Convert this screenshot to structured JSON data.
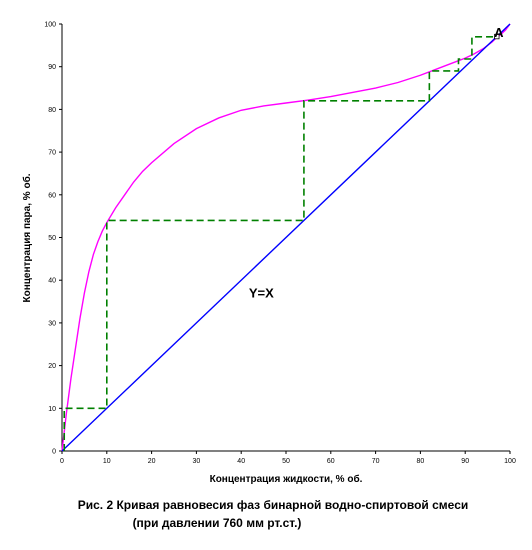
{
  "chart_data": {
    "type": "line",
    "xlabel": "Концентрация жидкости, % об.",
    "ylabel": "Концентрация пара, % об.",
    "xlim": [
      0,
      100
    ],
    "ylim": [
      0,
      100
    ],
    "x_ticks": [
      0,
      10,
      20,
      30,
      40,
      50,
      60,
      70,
      80,
      90,
      100
    ],
    "y_ticks": [
      0,
      10,
      20,
      30,
      40,
      50,
      60,
      70,
      80,
      90,
      100
    ],
    "grid": false,
    "series": [
      {
        "role": "equilibrium-curve",
        "color": "#ff00ff",
        "x": [
          0,
          1,
          2,
          3,
          4,
          5,
          6,
          7,
          8,
          9,
          10,
          12,
          14,
          16,
          18,
          20,
          25,
          30,
          35,
          40,
          45,
          50,
          55,
          60,
          65,
          70,
          75,
          80,
          85,
          88,
          90,
          92,
          94,
          96,
          97,
          98,
          99,
          100
        ],
        "y": [
          0,
          9,
          17,
          24,
          31,
          37,
          42,
          46,
          49,
          51.5,
          53.5,
          57,
          60,
          63,
          65.5,
          67.5,
          72,
          75.5,
          78,
          79.8,
          80.8,
          81.5,
          82.2,
          83,
          84,
          85,
          86.3,
          88,
          90,
          91.2,
          92,
          93,
          94.2,
          95.8,
          96.8,
          97.6,
          98.6,
          100
        ]
      },
      {
        "role": "diagonal",
        "color": "#0000ff",
        "x": [
          0,
          100
        ],
        "y": [
          0,
          100
        ]
      },
      {
        "role": "steps",
        "color": "#008000",
        "dashed": true,
        "x": [
          0.5,
          0.5,
          10,
          10,
          54,
          54,
          82,
          82,
          88.5,
          88.5,
          91.5,
          91.5,
          97
        ],
        "y": [
          0,
          10,
          10,
          54,
          54,
          82,
          82,
          89,
          89,
          91.8,
          91.8,
          97,
          97
        ]
      }
    ],
    "annotations": [
      {
        "text": "Y=X",
        "x": 44.5,
        "y": 36
      },
      {
        "text": "A",
        "x": 97.5,
        "y": 97
      }
    ]
  },
  "caption": {
    "line1": "Рис. 2  Кривая равновесия фаз бинарной водно-спиртовой смеси",
    "line2": "(при давлении 760 мм рт.ст.)"
  }
}
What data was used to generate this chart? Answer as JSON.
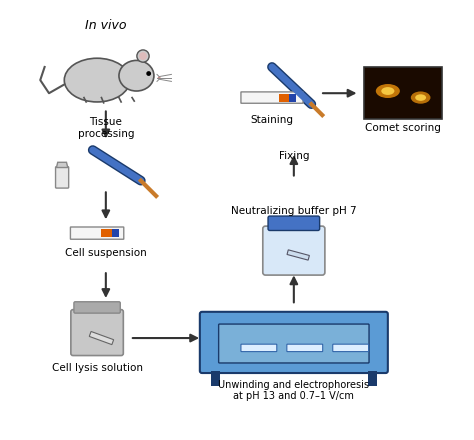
{
  "title": "",
  "background_color": "#ffffff",
  "fig_width": 4.74,
  "fig_height": 4.4,
  "dpi": 100,
  "labels": {
    "in_vivo": "In vivo",
    "tissue": "Tissue\nprocessing",
    "cell_suspension": "Cell suspension",
    "cell_lysis": "Cell lysis solution",
    "unwinding": "Unwinding and electrophoresis\nat pH 13 and 0.7–1 V/cm",
    "neutralizing": "Neutralizing buffer pH 7",
    "fixing": "Fixing",
    "staining": "Staining",
    "comet": "Comet scoring"
  },
  "colors": {
    "arrow": "#333333",
    "blue_dark": "#1a3a6b",
    "blue_mid": "#4472c4",
    "blue_light": "#aec6e8",
    "blue_electro": "#5b9bd5",
    "gray_mouse": "#cccccc",
    "gray_dark": "#888888",
    "orange_tip": "#c97b2a",
    "slide_white": "#f0f0f0",
    "slide_orange": "#e06000",
    "slide_blue": "#2244aa",
    "comet_bg": "#1a0a00",
    "comet_glow": "#d4820a",
    "tube_gray": "#c0c0c0",
    "jar_gray": "#999999"
  }
}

- [Directive]:
Repeat the data exactly in full, omitting its pictures.

- [Problem solution]:
Convert this screenshot to structured JSON data.
{
  "chart_data": {
    "type": "line",
    "xlabel": "Концентрация жидкости, % об.",
    "ylabel": "Концентрация пара, % об.",
    "xlim": [
      0,
      100
    ],
    "ylim": [
      0,
      100
    ],
    "x_ticks": [
      0,
      10,
      20,
      30,
      40,
      50,
      60,
      70,
      80,
      90,
      100
    ],
    "y_ticks": [
      0,
      10,
      20,
      30,
      40,
      50,
      60,
      70,
      80,
      90,
      100
    ],
    "grid": false,
    "series": [
      {
        "role": "equilibrium-curve",
        "color": "#ff00ff",
        "x": [
          0,
          1,
          2,
          3,
          4,
          5,
          6,
          7,
          8,
          9,
          10,
          12,
          14,
          16,
          18,
          20,
          25,
          30,
          35,
          40,
          45,
          50,
          55,
          60,
          65,
          70,
          75,
          80,
          85,
          88,
          90,
          92,
          94,
          96,
          97,
          98,
          99,
          100
        ],
        "y": [
          0,
          9,
          17,
          24,
          31,
          37,
          42,
          46,
          49,
          51.5,
          53.5,
          57,
          60,
          63,
          65.5,
          67.5,
          72,
          75.5,
          78,
          79.8,
          80.8,
          81.5,
          82.2,
          83,
          84,
          85,
          86.3,
          88,
          90,
          91.2,
          92,
          93,
          94.2,
          95.8,
          96.8,
          97.6,
          98.6,
          100
        ]
      },
      {
        "role": "diagonal",
        "color": "#0000ff",
        "x": [
          0,
          100
        ],
        "y": [
          0,
          100
        ]
      },
      {
        "role": "steps",
        "color": "#008000",
        "dashed": true,
        "x": [
          0.5,
          0.5,
          10,
          10,
          54,
          54,
          82,
          82,
          88.5,
          88.5,
          91.5,
          91.5,
          97
        ],
        "y": [
          0,
          10,
          10,
          54,
          54,
          82,
          82,
          89,
          89,
          91.8,
          91.8,
          97,
          97
        ]
      }
    ],
    "annotations": [
      {
        "text": "Y=X",
        "x": 44.5,
        "y": 36
      },
      {
        "text": "A",
        "x": 97.5,
        "y": 97
      }
    ]
  },
  "caption": {
    "line1": "Рис. 2  Кривая равновесия фаз бинарной водно-спиртовой смеси",
    "line2": "(при давлении 760 мм рт.ст.)"
  }
}
What data was used to generate this chart? Answer as JSON.
{
  "title": "",
  "background_color": "#ffffff",
  "fig_width": 4.74,
  "fig_height": 4.4,
  "dpi": 100,
  "labels": {
    "in_vivo": "In vivo",
    "tissue": "Tissue\nprocessing",
    "cell_suspension": "Cell suspension",
    "cell_lysis": "Cell lysis solution",
    "unwinding": "Unwinding and electrophoresis\nat pH 13 and 0.7–1 V/cm",
    "neutralizing": "Neutralizing buffer pH 7",
    "fixing": "Fixing",
    "staining": "Staining",
    "comet": "Comet scoring"
  },
  "colors": {
    "arrow": "#333333",
    "blue_dark": "#1a3a6b",
    "blue_mid": "#4472c4",
    "blue_light": "#aec6e8",
    "blue_electro": "#5b9bd5",
    "gray_mouse": "#cccccc",
    "gray_dark": "#888888",
    "orange_tip": "#c97b2a",
    "slide_white": "#f0f0f0",
    "slide_orange": "#e06000",
    "slide_blue": "#2244aa",
    "comet_bg": "#1a0a00",
    "comet_glow": "#d4820a",
    "tube_gray": "#c0c0c0",
    "jar_gray": "#999999"
  }
}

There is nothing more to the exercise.